=== Data for the task ===

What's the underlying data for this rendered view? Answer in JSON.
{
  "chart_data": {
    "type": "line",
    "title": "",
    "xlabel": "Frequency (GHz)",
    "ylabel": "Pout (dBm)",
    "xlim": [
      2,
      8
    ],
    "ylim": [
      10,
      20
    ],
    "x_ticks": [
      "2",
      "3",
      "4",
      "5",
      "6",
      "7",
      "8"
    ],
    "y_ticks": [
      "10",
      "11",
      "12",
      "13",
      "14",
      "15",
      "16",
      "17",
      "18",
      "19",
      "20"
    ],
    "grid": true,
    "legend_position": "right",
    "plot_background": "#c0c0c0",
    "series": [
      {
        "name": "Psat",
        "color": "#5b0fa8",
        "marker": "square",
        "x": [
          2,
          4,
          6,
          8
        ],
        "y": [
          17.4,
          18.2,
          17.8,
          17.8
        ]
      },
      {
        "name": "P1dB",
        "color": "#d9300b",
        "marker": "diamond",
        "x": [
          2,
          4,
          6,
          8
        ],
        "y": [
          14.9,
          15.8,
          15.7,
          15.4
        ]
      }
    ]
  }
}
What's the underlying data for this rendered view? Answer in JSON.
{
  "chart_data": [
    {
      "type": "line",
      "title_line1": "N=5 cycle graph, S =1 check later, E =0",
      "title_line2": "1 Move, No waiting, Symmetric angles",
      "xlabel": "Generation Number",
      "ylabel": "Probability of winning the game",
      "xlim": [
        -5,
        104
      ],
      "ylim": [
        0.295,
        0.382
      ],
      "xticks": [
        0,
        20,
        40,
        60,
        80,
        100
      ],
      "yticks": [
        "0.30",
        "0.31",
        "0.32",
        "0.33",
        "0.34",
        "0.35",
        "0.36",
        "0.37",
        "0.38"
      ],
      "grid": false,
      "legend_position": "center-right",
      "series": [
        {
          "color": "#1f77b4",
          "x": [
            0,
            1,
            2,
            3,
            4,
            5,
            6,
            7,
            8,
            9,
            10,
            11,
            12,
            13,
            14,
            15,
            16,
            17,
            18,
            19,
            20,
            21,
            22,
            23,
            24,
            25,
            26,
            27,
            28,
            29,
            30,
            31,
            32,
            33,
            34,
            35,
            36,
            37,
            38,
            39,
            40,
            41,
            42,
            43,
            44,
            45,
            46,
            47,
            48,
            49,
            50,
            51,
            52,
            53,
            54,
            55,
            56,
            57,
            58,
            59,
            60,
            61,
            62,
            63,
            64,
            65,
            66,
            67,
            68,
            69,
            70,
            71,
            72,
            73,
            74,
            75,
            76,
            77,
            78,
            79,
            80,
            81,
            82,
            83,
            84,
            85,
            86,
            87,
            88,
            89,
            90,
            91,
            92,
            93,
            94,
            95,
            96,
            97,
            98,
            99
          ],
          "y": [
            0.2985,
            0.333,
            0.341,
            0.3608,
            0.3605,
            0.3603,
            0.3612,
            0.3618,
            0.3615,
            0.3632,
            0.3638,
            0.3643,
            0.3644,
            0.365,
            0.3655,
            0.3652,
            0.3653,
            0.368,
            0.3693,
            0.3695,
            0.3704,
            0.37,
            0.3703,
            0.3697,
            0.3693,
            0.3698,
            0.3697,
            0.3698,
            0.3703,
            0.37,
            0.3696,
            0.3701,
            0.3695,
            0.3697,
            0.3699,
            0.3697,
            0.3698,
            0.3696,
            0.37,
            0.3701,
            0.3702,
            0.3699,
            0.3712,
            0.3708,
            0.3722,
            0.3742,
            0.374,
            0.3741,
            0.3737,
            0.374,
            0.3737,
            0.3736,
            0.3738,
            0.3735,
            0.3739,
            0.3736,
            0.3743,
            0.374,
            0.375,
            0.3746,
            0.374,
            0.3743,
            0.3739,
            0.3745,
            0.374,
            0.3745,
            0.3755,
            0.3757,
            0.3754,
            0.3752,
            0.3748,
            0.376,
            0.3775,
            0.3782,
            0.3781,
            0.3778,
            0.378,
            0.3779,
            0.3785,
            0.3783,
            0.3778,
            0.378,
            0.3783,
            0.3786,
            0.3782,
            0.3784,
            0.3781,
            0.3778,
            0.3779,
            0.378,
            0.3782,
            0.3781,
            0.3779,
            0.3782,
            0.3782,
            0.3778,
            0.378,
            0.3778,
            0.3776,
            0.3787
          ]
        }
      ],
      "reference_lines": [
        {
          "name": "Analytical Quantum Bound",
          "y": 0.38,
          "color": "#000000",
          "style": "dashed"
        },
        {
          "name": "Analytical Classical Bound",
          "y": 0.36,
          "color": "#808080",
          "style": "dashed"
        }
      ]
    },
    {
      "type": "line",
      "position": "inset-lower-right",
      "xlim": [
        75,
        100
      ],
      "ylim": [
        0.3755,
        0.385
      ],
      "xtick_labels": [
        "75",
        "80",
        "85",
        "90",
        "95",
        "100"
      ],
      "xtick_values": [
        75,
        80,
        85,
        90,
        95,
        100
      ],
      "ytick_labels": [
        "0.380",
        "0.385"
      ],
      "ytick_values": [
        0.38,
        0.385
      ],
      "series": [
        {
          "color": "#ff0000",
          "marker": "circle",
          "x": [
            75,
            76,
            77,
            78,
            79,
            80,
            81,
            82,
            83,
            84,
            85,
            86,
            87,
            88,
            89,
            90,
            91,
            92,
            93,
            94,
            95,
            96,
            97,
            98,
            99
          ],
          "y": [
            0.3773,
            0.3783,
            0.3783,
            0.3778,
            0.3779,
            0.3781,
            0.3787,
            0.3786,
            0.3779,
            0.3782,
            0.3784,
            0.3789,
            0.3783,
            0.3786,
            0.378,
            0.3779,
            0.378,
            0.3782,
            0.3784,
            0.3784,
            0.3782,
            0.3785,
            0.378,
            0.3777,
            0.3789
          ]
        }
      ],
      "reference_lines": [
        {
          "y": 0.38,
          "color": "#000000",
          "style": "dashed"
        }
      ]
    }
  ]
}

===

■ What to do ■
Extract all the material, leaving every line as it is.

■ Full output ■
What's the underlying data for this rendered view? Answer in JSON.
{
  "chart_data": {
    "type": "line",
    "title": "",
    "xlabel": "Frequency (GHz)",
    "ylabel": "Pout (dBm)",
    "xlim": [
      2,
      8
    ],
    "ylim": [
      10,
      20
    ],
    "x_ticks": [
      "2",
      "3",
      "4",
      "5",
      "6",
      "7",
      "8"
    ],
    "y_ticks": [
      "10",
      "11",
      "12",
      "13",
      "14",
      "15",
      "16",
      "17",
      "18",
      "19",
      "20"
    ],
    "grid": true,
    "legend_position": "right",
    "plot_background": "#c0c0c0",
    "series": [
      {
        "name": "Psat",
        "color": "#5b0fa8",
        "marker": "square",
        "x": [
          2,
          4,
          6,
          8
        ],
        "y": [
          17.4,
          18.2,
          17.8,
          17.8
        ]
      },
      {
        "name": "P1dB",
        "color": "#d9300b",
        "marker": "diamond",
        "x": [
          2,
          4,
          6,
          8
        ],
        "y": [
          14.9,
          15.8,
          15.7,
          15.4
        ]
      }
    ]
  }
}
What's the underlying data for this rendered view? Answer in JSON.
{
  "chart_data": [
    {
      "type": "line",
      "title_line1": "N=5 cycle graph, S =1 check later, E =0",
      "title_line2": "1 Move, No waiting, Symmetric angles",
      "xlabel": "Generation Number",
      "ylabel": "Probability of winning the game",
      "xlim": [
        -5,
        104
      ],
      "ylim": [
        0.295,
        0.382
      ],
      "xticks": [
        0,
        20,
        40,
        60,
        80,
        100
      ],
      "yticks": [
        "0.30",
        "0.31",
        "0.32",
        "0.33",
        "0.34",
        "0.35",
        "0.36",
        "0.37",
        "0.38"
      ],
      "grid": false,
      "legend_position": "center-right",
      "series": [
        {
          "color": "#1f77b4",
          "x": [
            0,
            1,
            2,
            3,
            4,
            5,
            6,
            7,
            8,
            9,
            10,
            11,
            12,
            13,
            14,
            15,
            16,
            17,
            18,
            19,
            20,
            21,
            22,
            23,
            24,
            25,
            26,
            27,
            28,
            29,
            30,
            31,
            32,
            33,
            34,
            35,
            36,
            37,
            38,
            39,
            40,
            41,
            42,
            43,
            44,
            45,
            46,
            47,
            48,
            49,
            50,
            51,
            52,
            53,
            54,
            55,
            56,
            57,
            58,
            59,
            60,
            61,
            62,
            63,
            64,
            65,
            66,
            67,
            68,
            69,
            70,
            71,
            72,
            73,
            74,
            75,
            76,
            77,
            78,
            79,
            80,
            81,
            82,
            83,
            84,
            85,
            86,
            87,
            88,
            89,
            90,
            91,
            92,
            93,
            94,
            95,
            96,
            97,
            98,
            99
          ],
          "y": [
            0.2985,
            0.333,
            0.341,
            0.3608,
            0.3605,
            0.3603,
            0.3612,
            0.3618,
            0.3615,
            0.3632,
            0.3638,
            0.3643,
            0.3644,
            0.365,
            0.3655,
            0.3652,
            0.3653,
            0.368,
            0.3693,
            0.3695,
            0.3704,
            0.37,
            0.3703,
            0.3697,
            0.3693,
            0.3698,
            0.3697,
            0.3698,
            0.3703,
            0.37,
            0.3696,
            0.3701,
            0.3695,
            0.3697,
            0.3699,
            0.3697,
            0.3698,
            0.3696,
            0.37,
            0.3701,
            0.3702,
            0.3699,
            0.3712,
            0.3708,
            0.3722,
            0.3742,
            0.374,
            0.3741,
            0.3737,
            0.374,
            0.3737,
            0.3736,
            0.3738,
            0.3735,
            0.3739,
            0.3736,
            0.3743,
            0.374,
            0.375,
            0.3746,
            0.374,
            0.3743,
            0.3739,
            0.3745,
            0.374,
            0.3745,
            0.3755,
            0.3757,
            0.3754,
            0.3752,
            0.3748,
            0.376,
            0.3775,
            0.3782,
            0.3781,
            0.3778,
            0.378,
            0.3779,
            0.3785,
            0.3783,
            0.3778,
            0.378,
            0.3783,
            0.3786,
            0.3782,
            0.3784,
            0.3781,
            0.3778,
            0.3779,
            0.378,
            0.3782,
            0.3781,
            0.3779,
            0.3782,
            0.3782,
            0.3778,
            0.378,
            0.3778,
            0.3776,
            0.3787
          ]
        }
      ],
      "reference_lines": [
        {
          "name": "Analytical Quantum Bound",
          "y": 0.38,
          "color": "#000000",
          "style": "dashed"
        },
        {
          "name": "Analytical Classical Bound",
          "y": 0.36,
          "color": "#808080",
          "style": "dashed"
        }
      ]
    },
    {
      "type": "line",
      "position": "inset-lower-right",
      "xlim": [
        75,
        100
      ],
      "ylim": [
        0.3755,
        0.385
      ],
      "xtick_labels": [
        "75",
        "80",
        "85",
        "90",
        "95",
        "100"
      ],
      "xtick_values": [
        75,
        80,
        85,
        90,
        95,
        100
      ],
      "ytick_labels": [
        "0.380",
        "0.385"
      ],
      "ytick_values": [
        0.38,
        0.385
      ],
      "series": [
        {
          "color": "#ff0000",
          "marker": "circle",
          "x": [
            75,
            76,
            77,
            78,
            79,
            80,
            81,
            82,
            83,
            84,
            85,
            86,
            87,
            88,
            89,
            90,
            91,
            92,
            93,
            94,
            95,
            96,
            97,
            98,
            99
          ],
          "y": [
            0.3773,
            0.3783,
            0.3783,
            0.3778,
            0.3779,
            0.3781,
            0.3787,
            0.3786,
            0.3779,
            0.3782,
            0.3784,
            0.3789,
            0.3783,
            0.3786,
            0.378,
            0.3779,
            0.378,
            0.3782,
            0.3784,
            0.3784,
            0.3782,
            0.3785,
            0.378,
            0.3777,
            0.3789
          ]
        }
      ],
      "reference_lines": [
        {
          "y": 0.38,
          "color": "#000000",
          "style": "dashed"
        }
      ]
    }
  ]
}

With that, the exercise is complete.